Stored records:
** Begin **
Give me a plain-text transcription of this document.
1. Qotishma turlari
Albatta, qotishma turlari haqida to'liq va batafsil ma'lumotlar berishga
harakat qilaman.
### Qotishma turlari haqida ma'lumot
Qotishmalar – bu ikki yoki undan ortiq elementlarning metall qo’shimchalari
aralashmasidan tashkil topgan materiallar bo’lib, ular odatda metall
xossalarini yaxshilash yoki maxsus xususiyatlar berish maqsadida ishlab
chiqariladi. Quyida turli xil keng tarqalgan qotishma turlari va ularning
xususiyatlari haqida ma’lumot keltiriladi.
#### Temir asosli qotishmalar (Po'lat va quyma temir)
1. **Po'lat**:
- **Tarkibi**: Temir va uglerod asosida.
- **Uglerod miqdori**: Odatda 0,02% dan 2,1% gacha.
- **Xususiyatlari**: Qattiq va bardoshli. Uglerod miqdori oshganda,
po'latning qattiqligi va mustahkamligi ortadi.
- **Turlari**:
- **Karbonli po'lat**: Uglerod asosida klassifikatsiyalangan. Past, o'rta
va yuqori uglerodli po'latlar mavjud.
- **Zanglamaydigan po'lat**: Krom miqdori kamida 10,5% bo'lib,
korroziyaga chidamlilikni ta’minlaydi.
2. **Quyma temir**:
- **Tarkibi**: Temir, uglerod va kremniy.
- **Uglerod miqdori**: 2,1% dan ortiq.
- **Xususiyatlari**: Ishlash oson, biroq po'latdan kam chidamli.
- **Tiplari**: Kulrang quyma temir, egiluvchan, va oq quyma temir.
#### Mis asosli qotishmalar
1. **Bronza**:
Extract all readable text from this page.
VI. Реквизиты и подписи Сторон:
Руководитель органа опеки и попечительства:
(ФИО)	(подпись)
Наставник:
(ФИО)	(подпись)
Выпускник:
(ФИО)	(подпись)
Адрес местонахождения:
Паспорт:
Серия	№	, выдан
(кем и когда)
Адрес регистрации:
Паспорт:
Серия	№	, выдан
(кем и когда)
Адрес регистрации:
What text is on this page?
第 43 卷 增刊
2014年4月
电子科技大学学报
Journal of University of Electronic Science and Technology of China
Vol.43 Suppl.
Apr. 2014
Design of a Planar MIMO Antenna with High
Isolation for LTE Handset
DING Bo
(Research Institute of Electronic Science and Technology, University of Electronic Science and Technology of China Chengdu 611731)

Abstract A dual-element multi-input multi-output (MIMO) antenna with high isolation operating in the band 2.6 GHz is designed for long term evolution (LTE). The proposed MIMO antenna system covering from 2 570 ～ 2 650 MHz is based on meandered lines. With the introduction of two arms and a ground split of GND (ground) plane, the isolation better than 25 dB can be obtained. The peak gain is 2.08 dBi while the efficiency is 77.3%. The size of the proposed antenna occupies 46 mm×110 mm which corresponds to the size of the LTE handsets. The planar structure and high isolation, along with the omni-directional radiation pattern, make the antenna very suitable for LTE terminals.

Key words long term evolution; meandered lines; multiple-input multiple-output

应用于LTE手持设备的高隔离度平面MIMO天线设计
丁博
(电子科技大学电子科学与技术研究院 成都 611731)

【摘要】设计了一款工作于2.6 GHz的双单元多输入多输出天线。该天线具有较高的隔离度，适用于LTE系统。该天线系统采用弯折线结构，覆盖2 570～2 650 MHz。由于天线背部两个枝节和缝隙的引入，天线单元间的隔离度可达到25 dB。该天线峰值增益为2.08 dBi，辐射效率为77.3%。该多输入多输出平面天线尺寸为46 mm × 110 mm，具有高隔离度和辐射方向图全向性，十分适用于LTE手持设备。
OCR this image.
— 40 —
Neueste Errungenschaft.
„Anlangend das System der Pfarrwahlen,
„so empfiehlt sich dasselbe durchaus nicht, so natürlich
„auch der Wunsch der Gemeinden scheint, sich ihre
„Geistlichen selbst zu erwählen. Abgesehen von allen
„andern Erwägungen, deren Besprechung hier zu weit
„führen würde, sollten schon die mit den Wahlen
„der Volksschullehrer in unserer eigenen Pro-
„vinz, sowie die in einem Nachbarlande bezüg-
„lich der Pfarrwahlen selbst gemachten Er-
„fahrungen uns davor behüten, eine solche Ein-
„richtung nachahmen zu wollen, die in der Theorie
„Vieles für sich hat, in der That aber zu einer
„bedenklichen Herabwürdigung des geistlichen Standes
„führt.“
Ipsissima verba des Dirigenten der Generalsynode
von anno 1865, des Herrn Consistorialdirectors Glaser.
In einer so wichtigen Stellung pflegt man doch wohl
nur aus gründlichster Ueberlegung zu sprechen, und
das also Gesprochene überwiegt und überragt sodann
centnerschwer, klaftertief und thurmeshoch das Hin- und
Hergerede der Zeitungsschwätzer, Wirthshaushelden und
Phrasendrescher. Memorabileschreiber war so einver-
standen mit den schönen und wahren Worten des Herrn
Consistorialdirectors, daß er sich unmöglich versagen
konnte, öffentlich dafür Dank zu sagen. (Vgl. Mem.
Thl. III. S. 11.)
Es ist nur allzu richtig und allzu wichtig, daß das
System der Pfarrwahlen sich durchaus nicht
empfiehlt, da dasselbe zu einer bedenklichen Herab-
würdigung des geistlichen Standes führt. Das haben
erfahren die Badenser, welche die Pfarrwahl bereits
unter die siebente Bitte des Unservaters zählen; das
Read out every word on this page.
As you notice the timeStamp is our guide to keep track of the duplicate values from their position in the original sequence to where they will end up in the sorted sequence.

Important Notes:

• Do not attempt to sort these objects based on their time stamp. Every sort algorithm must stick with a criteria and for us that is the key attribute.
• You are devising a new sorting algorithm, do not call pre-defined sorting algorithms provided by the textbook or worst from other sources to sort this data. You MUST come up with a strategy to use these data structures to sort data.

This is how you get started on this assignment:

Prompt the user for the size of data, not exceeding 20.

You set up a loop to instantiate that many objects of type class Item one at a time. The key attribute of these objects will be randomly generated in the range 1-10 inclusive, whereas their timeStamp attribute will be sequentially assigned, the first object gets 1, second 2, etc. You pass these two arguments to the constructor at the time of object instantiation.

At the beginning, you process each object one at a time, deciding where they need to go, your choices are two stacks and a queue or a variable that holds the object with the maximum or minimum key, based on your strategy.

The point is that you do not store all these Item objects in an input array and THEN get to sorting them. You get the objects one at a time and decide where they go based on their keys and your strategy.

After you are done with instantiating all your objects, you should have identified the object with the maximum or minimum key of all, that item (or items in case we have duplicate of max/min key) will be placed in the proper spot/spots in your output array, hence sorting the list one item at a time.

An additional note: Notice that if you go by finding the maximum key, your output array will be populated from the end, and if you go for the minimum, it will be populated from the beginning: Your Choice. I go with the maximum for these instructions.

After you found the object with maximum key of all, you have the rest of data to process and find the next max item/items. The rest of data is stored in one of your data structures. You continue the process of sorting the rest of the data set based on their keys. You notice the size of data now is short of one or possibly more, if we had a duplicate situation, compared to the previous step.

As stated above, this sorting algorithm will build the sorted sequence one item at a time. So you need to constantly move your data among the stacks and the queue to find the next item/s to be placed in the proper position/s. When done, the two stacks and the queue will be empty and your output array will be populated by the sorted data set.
** End **
● **INSTRUCTIONS TO FOLLOW**
Take every line from the records above that has the word "asosli" and copy it.

● **EXERCISE RESPONSE**
#### Temir asosli qotishmalar (Po'lat va quyma temir)
#### Mis asosli qotishmalar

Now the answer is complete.